→ Provided information:
---

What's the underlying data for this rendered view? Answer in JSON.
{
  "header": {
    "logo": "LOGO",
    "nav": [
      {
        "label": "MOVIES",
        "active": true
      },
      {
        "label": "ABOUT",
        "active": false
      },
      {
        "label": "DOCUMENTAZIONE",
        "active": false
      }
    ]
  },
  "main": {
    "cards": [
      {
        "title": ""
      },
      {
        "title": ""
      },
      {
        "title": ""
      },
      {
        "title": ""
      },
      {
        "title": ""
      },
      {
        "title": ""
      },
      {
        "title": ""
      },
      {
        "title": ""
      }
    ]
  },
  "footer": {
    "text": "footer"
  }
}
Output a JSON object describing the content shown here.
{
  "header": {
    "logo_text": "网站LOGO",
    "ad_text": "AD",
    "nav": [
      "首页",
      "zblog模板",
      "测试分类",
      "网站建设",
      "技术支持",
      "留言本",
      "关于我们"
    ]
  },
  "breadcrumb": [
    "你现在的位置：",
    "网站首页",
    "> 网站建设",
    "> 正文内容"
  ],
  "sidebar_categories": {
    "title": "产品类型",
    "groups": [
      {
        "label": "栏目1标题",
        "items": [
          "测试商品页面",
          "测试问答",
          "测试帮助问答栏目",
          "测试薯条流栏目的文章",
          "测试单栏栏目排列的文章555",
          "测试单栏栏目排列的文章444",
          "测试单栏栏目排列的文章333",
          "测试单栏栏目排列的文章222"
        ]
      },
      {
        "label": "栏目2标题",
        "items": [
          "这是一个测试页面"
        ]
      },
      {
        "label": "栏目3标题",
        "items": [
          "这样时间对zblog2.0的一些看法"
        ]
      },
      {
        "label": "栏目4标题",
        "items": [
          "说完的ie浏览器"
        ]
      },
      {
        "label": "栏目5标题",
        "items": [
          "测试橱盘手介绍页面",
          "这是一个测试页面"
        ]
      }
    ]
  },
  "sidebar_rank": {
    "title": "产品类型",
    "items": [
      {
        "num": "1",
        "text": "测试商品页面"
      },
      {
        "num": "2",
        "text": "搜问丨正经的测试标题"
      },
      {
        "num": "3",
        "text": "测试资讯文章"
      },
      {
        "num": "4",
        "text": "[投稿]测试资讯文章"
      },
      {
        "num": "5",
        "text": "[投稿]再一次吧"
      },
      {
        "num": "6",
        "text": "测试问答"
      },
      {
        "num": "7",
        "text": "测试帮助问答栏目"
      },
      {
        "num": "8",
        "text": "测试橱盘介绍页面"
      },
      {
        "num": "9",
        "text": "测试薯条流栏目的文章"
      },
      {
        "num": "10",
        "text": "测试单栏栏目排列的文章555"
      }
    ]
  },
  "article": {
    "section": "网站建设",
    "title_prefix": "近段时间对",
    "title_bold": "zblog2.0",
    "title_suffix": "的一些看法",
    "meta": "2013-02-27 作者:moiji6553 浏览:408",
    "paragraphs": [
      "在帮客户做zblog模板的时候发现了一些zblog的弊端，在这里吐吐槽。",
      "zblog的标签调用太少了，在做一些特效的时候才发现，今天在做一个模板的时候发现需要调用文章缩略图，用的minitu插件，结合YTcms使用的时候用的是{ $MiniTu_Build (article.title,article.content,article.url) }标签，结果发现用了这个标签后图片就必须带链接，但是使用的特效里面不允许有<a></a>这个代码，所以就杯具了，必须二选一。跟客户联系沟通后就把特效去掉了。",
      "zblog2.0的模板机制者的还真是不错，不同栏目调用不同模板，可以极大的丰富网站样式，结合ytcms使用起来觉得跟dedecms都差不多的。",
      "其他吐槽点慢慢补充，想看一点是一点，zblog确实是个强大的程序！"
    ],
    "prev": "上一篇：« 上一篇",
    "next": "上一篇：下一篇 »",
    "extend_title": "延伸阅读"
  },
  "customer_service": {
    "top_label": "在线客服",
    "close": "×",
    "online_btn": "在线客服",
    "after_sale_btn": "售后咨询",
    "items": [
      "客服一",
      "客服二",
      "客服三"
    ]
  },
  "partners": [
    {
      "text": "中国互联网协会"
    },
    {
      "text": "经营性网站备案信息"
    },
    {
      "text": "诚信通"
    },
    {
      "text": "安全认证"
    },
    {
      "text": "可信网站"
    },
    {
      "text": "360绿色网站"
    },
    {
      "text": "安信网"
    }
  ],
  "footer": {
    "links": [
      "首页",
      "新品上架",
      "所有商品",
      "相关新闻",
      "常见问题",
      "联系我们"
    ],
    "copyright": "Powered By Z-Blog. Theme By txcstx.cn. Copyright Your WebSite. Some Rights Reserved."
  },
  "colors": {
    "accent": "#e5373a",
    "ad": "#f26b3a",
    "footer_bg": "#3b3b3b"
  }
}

---

→ Your task: Copy every record above exactly as it appears.

→ Output of the task:
What's the underlying data for this rendered view? Answer in JSON.
{
  "header": {
    "logo": "LOGO",
    "nav": [
      {
        "label": "MOVIES",
        "active": true
      },
      {
        "label": "ABOUT",
        "active": false
      },
      {
        "label": "DOCUMENTAZIONE",
        "active": false
      }
    ]
  },
  "main": {
    "cards": [
      {
        "title": ""
      },
      {
        "title": ""
      },
      {
        "title": ""
      },
      {
        "title": ""
      },
      {
        "title": ""
      },
      {
        "title": ""
      },
      {
        "title": ""
      },
      {
        "title": ""
      }
    ]
  },
  "footer": {
    "text": "footer"
  }
}
Output a JSON object describing the content shown here.
{
  "header": {
    "logo_text": "网站LOGO",
    "ad_text": "AD",
    "nav": [
      "首页",
      "zblog模板",
      "测试分类",
      "网站建设",
      "技术支持",
      "留言本",
      "关于我们"
    ]
  },
  "breadcrumb": [
    "你现在的位置：",
    "网站首页",
    "> 网站建设",
    "> 正文内容"
  ],
  "sidebar_categories": {
    "title": "产品类型",
    "groups": [
      {
        "label": "栏目1标题",
        "items": [
          "测试商品页面",
          "测试问答",
          "测试帮助问答栏目",
          "测试薯条流栏目的文章",
          "测试单栏栏目排列的文章555",
          "测试单栏栏目排列的文章444",
          "测试单栏栏目排列的文章333",
          "测试单栏栏目排列的文章222"
        ]
      },
      {
        "label": "栏目2标题",
        "items": [
          "这是一个测试页面"
        ]
      },
      {
        "label": "栏目3标题",
        "items": [
          "这样时间对zblog2.0的一些看法"
        ]
      },
      {
        "label": "栏目4标题",
        "items": [
          "说完的ie浏览器"
        ]
      },
      {
        "label": "栏目5标题",
        "items": [
          "测试橱盘手介绍页面",
          "这是一个测试页面"
        ]
      }
    ]
  },
  "sidebar_rank": {
    "title": "产品类型",
    "items": [
      {
        "num": "1",
        "text": "测试商品页面"
      },
      {
        "num": "2",
        "text": "搜问丨正经的测试标题"
      },
      {
        "num": "3",
        "text": "测试资讯文章"
      },
      {
        "num": "4",
        "text": "[投稿]测试资讯文章"
      },
      {
        "num": "5",
        "text": "[投稿]再一次吧"
      },
      {
        "num": "6",
        "text": "测试问答"
      },
      {
        "num": "7",
        "text": "测试帮助问答栏目"
      },
      {
        "num": "8",
        "text": "测试橱盘介绍页面"
      },
      {
        "num": "9",
        "text": "测试薯条流栏目的文章"
      },
      {
        "num": "10",
        "text": "测试单栏栏目排列的文章555"
      }
    ]
  },
  "article": {
    "section": "网站建设",
    "title_prefix": "近段时间对",
    "title_bold": "zblog2.0",
    "title_suffix": "的一些看法",
    "meta": "2013-02-27 作者:moiji6553 浏览:408",
    "paragraphs": [
      "在帮客户做zblog模板的时候发现了一些zblog的弊端，在这里吐吐槽。",
      "zblog的标签调用太少了，在做一些特效的时候才发现，今天在做一个模板的时候发现需要调用文章缩略图，用的minitu插件，结合YTcms使用的时候用的是{ $MiniTu_Build (article.title,article.content,article.url) }标签，结果发现用了这个标签后图片就必须带链接，但是使用的特效里面不允许有<a></a>这个代码，所以就杯具了，必须二选一。跟客户联系沟通后就把特效去掉了。",
      "zblog2.0的模板机制者的还真是不错，不同栏目调用不同模板，可以极大的丰富网站样式，结合ytcms使用起来觉得跟dedecms都差不多的。",
      "其他吐槽点慢慢补充，想看一点是一点，zblog确实是个强大的程序！"
    ],
    "prev": "上一篇：« 上一篇",
    "next": "上一篇：下一篇 »",
    "extend_title": "延伸阅读"
  },
  "customer_service": {
    "top_label": "在线客服",
    "close": "×",
    "online_btn": "在线客服",
    "after_sale_btn": "售后咨询",
    "items": [
      "客服一",
      "客服二",
      "客服三"
    ]
  },
  "partners": [
    {
      "text": "中国互联网协会"
    },
    {
      "text": "经营性网站备案信息"
    },
    {
      "text": "诚信通"
    },
    {
      "text": "安全认证"
    },
    {
      "text": "可信网站"
    },
    {
      "text": "360绿色网站"
    },
    {
      "text": "安信网"
    }
  ],
  "footer": {
    "links": [
      "首页",
      "新品上架",
      "所有商品",
      "相关新闻",
      "常见问题",
      "联系我们"
    ],
    "copyright": "Powered By Z-Blog. Theme By txcstx.cn. Copyright Your WebSite. Some Rights Reserved."
  },
  "colors": {
    "accent": "#e5373a",
    "ad": "#f26b3a",
    "footer_bg": "#3b3b3b"
  }
}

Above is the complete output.